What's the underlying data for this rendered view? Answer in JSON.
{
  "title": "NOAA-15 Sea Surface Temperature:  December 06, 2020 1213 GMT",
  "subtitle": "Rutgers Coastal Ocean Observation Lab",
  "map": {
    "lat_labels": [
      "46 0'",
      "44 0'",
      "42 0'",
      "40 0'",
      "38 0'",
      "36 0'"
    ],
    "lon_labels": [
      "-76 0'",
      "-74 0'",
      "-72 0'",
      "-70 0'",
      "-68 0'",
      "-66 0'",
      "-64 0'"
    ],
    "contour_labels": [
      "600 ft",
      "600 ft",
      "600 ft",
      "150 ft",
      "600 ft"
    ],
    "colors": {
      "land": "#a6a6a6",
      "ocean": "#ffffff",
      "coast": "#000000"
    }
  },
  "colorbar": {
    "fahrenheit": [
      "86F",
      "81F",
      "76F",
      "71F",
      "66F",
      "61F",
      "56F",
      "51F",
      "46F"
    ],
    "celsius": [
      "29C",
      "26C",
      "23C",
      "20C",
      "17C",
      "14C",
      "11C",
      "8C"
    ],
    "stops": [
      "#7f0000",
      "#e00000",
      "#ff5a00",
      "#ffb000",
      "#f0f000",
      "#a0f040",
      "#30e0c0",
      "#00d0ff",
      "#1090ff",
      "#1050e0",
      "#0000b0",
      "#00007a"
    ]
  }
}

Do this | Reproduce the entries above exactly.

Task answer |
What's the underlying data for this rendered view? Answer in JSON.
{
  "title": "NOAA-15 Sea Surface Temperature:  December 06, 2020 1213 GMT",
  "subtitle": "Rutgers Coastal Ocean Observation Lab",
  "map": {
    "lat_labels": [
      "46 0'",
      "44 0'",
      "42 0'",
      "40 0'",
      "38 0'",
      "36 0'"
    ],
    "lon_labels": [
      "-76 0'",
      "-74 0'",
      "-72 0'",
      "-70 0'",
      "-68 0'",
      "-66 0'",
      "-64 0'"
    ],
    "contour_labels": [
      "600 ft",
      "600 ft",
      "600 ft",
      "150 ft",
      "600 ft"
    ],
    "colors": {
      "land": "#a6a6a6",
      "ocean": "#ffffff",
      "coast": "#000000"
    }
  },
  "colorbar": {
    "fahrenheit": [
      "86F",
      "81F",
      "76F",
      "71F",
      "66F",
      "61F",
      "56F",
      "51F",
      "46F"
    ],
    "celsius": [
      "29C",
      "26C",
      "23C",
      "20C",
      "17C",
      "14C",
      "11C",
      "8C"
    ],
    "stops": [
      "#7f0000",
      "#e00000",
      "#ff5a00",
      "#ffb000",
      "#f0f000",
      "#a0f040",
      "#30e0c0",
      "#00d0ff",
      "#1090ff",
      "#1050e0",
      "#0000b0",
      "#00007a"
    ]
  }
}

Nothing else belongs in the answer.